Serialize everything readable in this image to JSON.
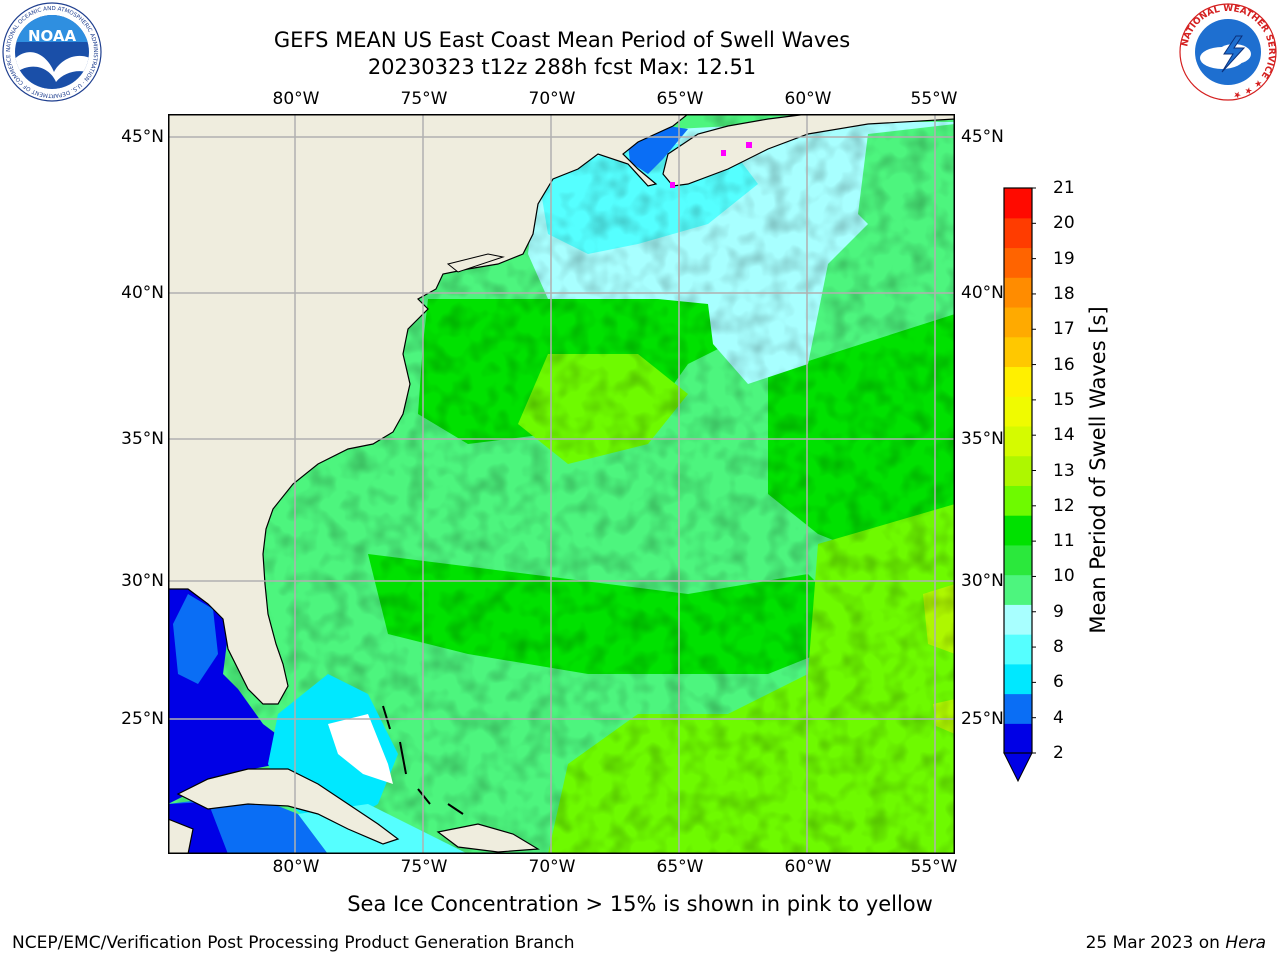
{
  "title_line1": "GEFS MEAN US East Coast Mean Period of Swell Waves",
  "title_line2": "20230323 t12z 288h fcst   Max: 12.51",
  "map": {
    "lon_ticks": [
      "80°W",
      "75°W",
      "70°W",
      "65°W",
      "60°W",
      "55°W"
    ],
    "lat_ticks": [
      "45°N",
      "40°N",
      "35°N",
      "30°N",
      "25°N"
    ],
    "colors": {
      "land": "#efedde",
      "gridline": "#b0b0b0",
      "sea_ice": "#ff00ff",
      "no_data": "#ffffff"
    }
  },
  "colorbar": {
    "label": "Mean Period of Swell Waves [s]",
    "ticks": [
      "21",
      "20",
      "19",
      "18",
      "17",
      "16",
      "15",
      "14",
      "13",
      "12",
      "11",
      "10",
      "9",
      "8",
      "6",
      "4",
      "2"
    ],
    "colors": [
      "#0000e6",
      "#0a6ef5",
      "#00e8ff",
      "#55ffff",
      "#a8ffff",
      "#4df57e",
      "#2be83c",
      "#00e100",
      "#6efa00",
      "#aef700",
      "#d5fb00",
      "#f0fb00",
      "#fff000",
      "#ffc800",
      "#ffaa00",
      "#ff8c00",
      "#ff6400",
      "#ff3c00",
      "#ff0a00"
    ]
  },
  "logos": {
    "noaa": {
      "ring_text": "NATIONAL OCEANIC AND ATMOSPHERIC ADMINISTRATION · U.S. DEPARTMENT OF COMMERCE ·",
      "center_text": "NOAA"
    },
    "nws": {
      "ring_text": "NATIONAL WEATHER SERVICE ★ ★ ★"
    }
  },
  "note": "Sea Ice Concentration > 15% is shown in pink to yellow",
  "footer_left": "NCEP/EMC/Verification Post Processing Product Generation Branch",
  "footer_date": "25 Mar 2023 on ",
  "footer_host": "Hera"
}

**GIVEN TASK**: Pictures excluded, quote all the data above exactly.

**RESULT FOR THIS EXERCISE**:
Serialize everything readable in this image to JSON.
{
  "title_line1": "GEFS MEAN US East Coast Mean Period of Swell Waves",
  "title_line2": "20230323 t12z 288h fcst   Max: 12.51",
  "map": {
    "lon_ticks": [
      "80°W",
      "75°W",
      "70°W",
      "65°W",
      "60°W",
      "55°W"
    ],
    "lat_ticks": [
      "45°N",
      "40°N",
      "35°N",
      "30°N",
      "25°N"
    ],
    "colors": {
      "land": "#efedde",
      "gridline": "#b0b0b0",
      "sea_ice": "#ff00ff",
      "no_data": "#ffffff"
    }
  },
  "colorbar": {
    "label": "Mean Period of Swell Waves [s]",
    "ticks": [
      "21",
      "20",
      "19",
      "18",
      "17",
      "16",
      "15",
      "14",
      "13",
      "12",
      "11",
      "10",
      "9",
      "8",
      "6",
      "4",
      "2"
    ],
    "colors": [
      "#0000e6",
      "#0a6ef5",
      "#00e8ff",
      "#55ffff",
      "#a8ffff",
      "#4df57e",
      "#2be83c",
      "#00e100",
      "#6efa00",
      "#aef700",
      "#d5fb00",
      "#f0fb00",
      "#fff000",
      "#ffc800",
      "#ffaa00",
      "#ff8c00",
      "#ff6400",
      "#ff3c00",
      "#ff0a00"
    ]
  },
  "logos": {
    "noaa": {
      "ring_text": "NATIONAL OCEANIC AND ATMOSPHERIC ADMINISTRATION · U.S. DEPARTMENT OF COMMERCE ·",
      "center_text": "NOAA"
    },
    "nws": {
      "ring_text": "NATIONAL WEATHER SERVICE ★ ★ ★"
    }
  },
  "note": "Sea Ice Concentration > 15% is shown in pink to yellow",
  "footer_left": "NCEP/EMC/Verification Post Processing Product Generation Branch",
  "footer_date": "25 Mar 2023 on ",
  "footer_host": "Hera"
}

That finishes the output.